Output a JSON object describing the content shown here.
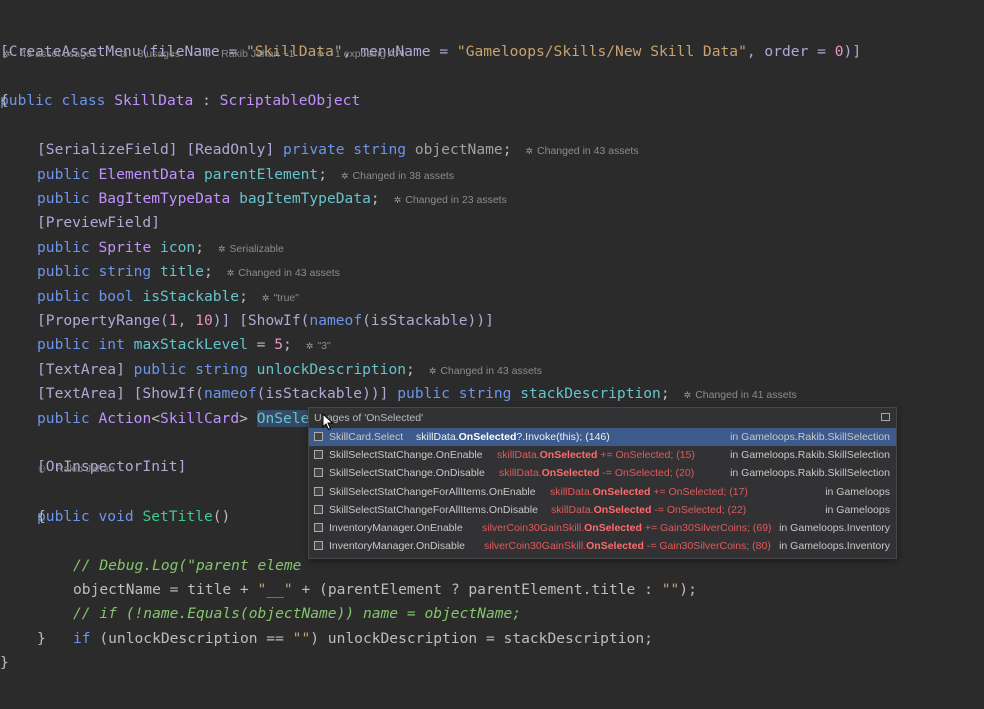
{
  "meta": {
    "asset_usages": "43 asset usages",
    "usages": "8 usages",
    "author": "Rakib Jahan +1",
    "exposing": "1 exposing API"
  },
  "code": {
    "attr_line": [
      "[CreateAssetMenu(fileName = ",
      "\"SkillData\"",
      ", menuName = ",
      "\"Gameloops/Skills/New Skill Data\"",
      ", order = ",
      "0",
      ")]"
    ],
    "class_kw": "public class ",
    "class_name": "SkillData",
    "class_sep": " : ",
    "class_base": "ScriptableObject",
    "open_brace": "{",
    "close_brace": "}",
    "inner_open": "{",
    "inner_close": "}",
    "l1": {
      "a": "[SerializeField] [ReadOnly] ",
      "b": "private string ",
      "c": "objectName",
      "d": ";",
      "hint": "Changed in 43 assets"
    },
    "l2": {
      "a": "public ",
      "b": "ElementData ",
      "c": "parentElement",
      "d": ";",
      "hint": "Changed in 38 assets"
    },
    "l3": {
      "a": "public ",
      "b": "BagItemTypeData ",
      "c": "bagItemTypeData",
      "d": ";",
      "hint": "Changed in 23 assets"
    },
    "l4": {
      "a": "[PreviewField]"
    },
    "l5": {
      "a": "public ",
      "b": "Sprite ",
      "c": "icon",
      "d": ";",
      "hint": "Serializable"
    },
    "l6": {
      "a": "public string ",
      "c": "title",
      "d": ";",
      "hint": "Changed in 43 assets"
    },
    "l7": {
      "a": "public bool ",
      "c": "isStackable",
      "d": ";",
      "hint": "\"true\""
    },
    "l8": {
      "a": "[PropertyRange(",
      "n1": "1",
      "s": ", ",
      "n2": "10",
      "b": ")] [ShowIf(",
      "k": "nameof",
      "c": "(isStackable))]"
    },
    "l9": {
      "a": "public int ",
      "c": "maxStackLevel",
      "e": " = ",
      "n": "5",
      "d": ";",
      "hint": "\"3\""
    },
    "l10": {
      "a": "[TextArea] ",
      "b": "public string ",
      "c": "unlockDescription",
      "d": ";",
      "hint": "Changed in 43 assets"
    },
    "l11": {
      "a": "[TextArea] [ShowIf(",
      "k": "nameof",
      "m": "(isStackable))] ",
      "b": "public string ",
      "c": "stackDescription",
      "d": ";",
      "hint": "Changed in 41 assets"
    },
    "l12": {
      "a": "public ",
      "b": "Action",
      "lt": "<",
      "t": "SkillCard",
      "gt": "> ",
      "c": "OnSelected",
      "d": ";"
    },
    "l13": {
      "a": "[OnInspectorInit]"
    },
    "l13_author": "Rakib Jahan",
    "l14": {
      "a": "public void ",
      "c": "SetTitle",
      "d": "()"
    },
    "l15": {
      "c": "// Debug.Log(\"parent eleme"
    },
    "l16": {
      "a": "objectName = title + ",
      "s": "\"__\"",
      "b": " + (parentElement ? parentElement.title : ",
      "s2": "\"\"",
      "d": ");"
    },
    "l17": {
      "c": "// if (!name.Equals(objectName)) name = objectName;"
    },
    "l18": {
      "a": "if ",
      "b": "(unlockDescription == ",
      "s": "\"\"",
      "d": ") unlockDescription = stackDescription;"
    }
  },
  "popup": {
    "title": "Usages of 'OnSelected'",
    "rows": [
      {
        "name": "SkillCard.Select",
        "pre": "skillData.",
        "bold": "OnSelected",
        "post": "?.Invoke(this); (146)",
        "loc": "in Gameloops.Rakib.SkillSelection"
      },
      {
        "name": "SkillSelectStatChange.OnEnable",
        "pre": "skillData.",
        "bold": "OnSelected",
        "post": " += OnSelected; (15)",
        "loc": "in Gameloops.Rakib.SkillSelection"
      },
      {
        "name": "SkillSelectStatChange.OnDisable",
        "pre": "skillData.",
        "bold": "OnSelected",
        "post": " -= OnSelected; (20)",
        "loc": "in Gameloops.Rakib.SkillSelection"
      },
      {
        "name": "SkillSelectStatChangeForAllItems.OnEnable",
        "pre": "skillData.",
        "bold": "OnSelected",
        "post": " += OnSelected; (17)",
        "loc": "in Gameloops"
      },
      {
        "name": "SkillSelectStatChangeForAllItems.OnDisable",
        "pre": "skillData.",
        "bold": "OnSelected",
        "post": " -= OnSelected; (22)",
        "loc": "in Gameloops"
      },
      {
        "name": "InventoryManager.OnEnable",
        "pre": "silverCoin30GainSkill.",
        "bold": "OnSelected",
        "post": " += Gain30SilverCoins; (69)",
        "loc": "in Gameloops.Inventory"
      },
      {
        "name": "InventoryManager.OnDisable",
        "pre": "silverCoin30GainSkill.",
        "bold": "OnSelected",
        "post": " -= Gain30SilverCoins; (80)",
        "loc": "in Gameloops.Inventory"
      }
    ]
  },
  "icons": {
    "hint": "unity-icon",
    "cursor": "mouse-cursor-icon"
  },
  "colors": {
    "selection": "#3d5a8c",
    "background": "#2b2b2c"
  }
}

◆ EXERCISE OBJECTIVE
Give the entries again word for word, but skip the pictures.

◆ OUTPUT FOR THIS TASK
Output a JSON object describing the content shown here.
{
  "meta": {
    "asset_usages": "43 asset usages",
    "usages": "8 usages",
    "author": "Rakib Jahan +1",
    "exposing": "1 exposing API"
  },
  "code": {
    "attr_line": [
      "[CreateAssetMenu(fileName = ",
      "\"SkillData\"",
      ", menuName = ",
      "\"Gameloops/Skills/New Skill Data\"",
      ", order = ",
      "0",
      ")]"
    ],
    "class_kw": "public class ",
    "class_name": "SkillData",
    "class_sep": " : ",
    "class_base": "ScriptableObject",
    "open_brace": "{",
    "close_brace": "}",
    "inner_open": "{",
    "inner_close": "}",
    "l1": {
      "a": "[SerializeField] [ReadOnly] ",
      "b": "private string ",
      "c": "objectName",
      "d": ";",
      "hint": "Changed in 43 assets"
    },
    "l2": {
      "a": "public ",
      "b": "ElementData ",
      "c": "parentElement",
      "d": ";",
      "hint": "Changed in 38 assets"
    },
    "l3": {
      "a": "public ",
      "b": "BagItemTypeData ",
      "c": "bagItemTypeData",
      "d": ";",
      "hint": "Changed in 23 assets"
    },
    "l4": {
      "a": "[PreviewField]"
    },
    "l5": {
      "a": "public ",
      "b": "Sprite ",
      "c": "icon",
      "d": ";",
      "hint": "Serializable"
    },
    "l6": {
      "a": "public string ",
      "c": "title",
      "d": ";",
      "hint": "Changed in 43 assets"
    },
    "l7": {
      "a": "public bool ",
      "c": "isStackable",
      "d": ";",
      "hint": "\"true\""
    },
    "l8": {
      "a": "[PropertyRange(",
      "n1": "1",
      "s": ", ",
      "n2": "10",
      "b": ")] [ShowIf(",
      "k": "nameof",
      "c": "(isStackable))]"
    },
    "l9": {
      "a": "public int ",
      "c": "maxStackLevel",
      "e": " = ",
      "n": "5",
      "d": ";",
      "hint": "\"3\""
    },
    "l10": {
      "a": "[TextArea] ",
      "b": "public string ",
      "c": "unlockDescription",
      "d": ";",
      "hint": "Changed in 43 assets"
    },
    "l11": {
      "a": "[TextArea] [ShowIf(",
      "k": "nameof",
      "m": "(isStackable))] ",
      "b": "public string ",
      "c": "stackDescription",
      "d": ";",
      "hint": "Changed in 41 assets"
    },
    "l12": {
      "a": "public ",
      "b": "Action",
      "lt": "<",
      "t": "SkillCard",
      "gt": "> ",
      "c": "OnSelected",
      "d": ";"
    },
    "l13": {
      "a": "[OnInspectorInit]"
    },
    "l13_author": "Rakib Jahan",
    "l14": {
      "a": "public void ",
      "c": "SetTitle",
      "d": "()"
    },
    "l15": {
      "c": "// Debug.Log(\"parent eleme"
    },
    "l16": {
      "a": "objectName = title + ",
      "s": "\"__\"",
      "b": " + (parentElement ? parentElement.title : ",
      "s2": "\"\"",
      "d": ");"
    },
    "l17": {
      "c": "// if (!name.Equals(objectName)) name = objectName;"
    },
    "l18": {
      "a": "if ",
      "b": "(unlockDescription == ",
      "s": "\"\"",
      "d": ") unlockDescription = stackDescription;"
    }
  },
  "popup": {
    "title": "Usages of 'OnSelected'",
    "rows": [
      {
        "name": "SkillCard.Select",
        "pre": "skillData.",
        "bold": "OnSelected",
        "post": "?.Invoke(this); (146)",
        "loc": "in Gameloops.Rakib.SkillSelection"
      },
      {
        "name": "SkillSelectStatChange.OnEnable",
        "pre": "skillData.",
        "bold": "OnSelected",
        "post": " += OnSelected; (15)",
        "loc": "in Gameloops.Rakib.SkillSelection"
      },
      {
        "name": "SkillSelectStatChange.OnDisable",
        "pre": "skillData.",
        "bold": "OnSelected",
        "post": " -= OnSelected; (20)",
        "loc": "in Gameloops.Rakib.SkillSelection"
      },
      {
        "name": "SkillSelectStatChangeForAllItems.OnEnable",
        "pre": "skillData.",
        "bold": "OnSelected",
        "post": " += OnSelected; (17)",
        "loc": "in Gameloops"
      },
      {
        "name": "SkillSelectStatChangeForAllItems.OnDisable",
        "pre": "skillData.",
        "bold": "OnSelected",
        "post": " -= OnSelected; (22)",
        "loc": "in Gameloops"
      },
      {
        "name": "InventoryManager.OnEnable",
        "pre": "silverCoin30GainSkill.",
        "bold": "OnSelected",
        "post": " += Gain30SilverCoins; (69)",
        "loc": "in Gameloops.Inventory"
      },
      {
        "name": "InventoryManager.OnDisable",
        "pre": "silverCoin30GainSkill.",
        "bold": "OnSelected",
        "post": " -= Gain30SilverCoins; (80)",
        "loc": "in Gameloops.Inventory"
      }
    ]
  },
  "icons": {
    "hint": "unity-icon",
    "cursor": "mouse-cursor-icon"
  },
  "colors": {
    "selection": "#3d5a8c",
    "background": "#2b2b2c"
  }
}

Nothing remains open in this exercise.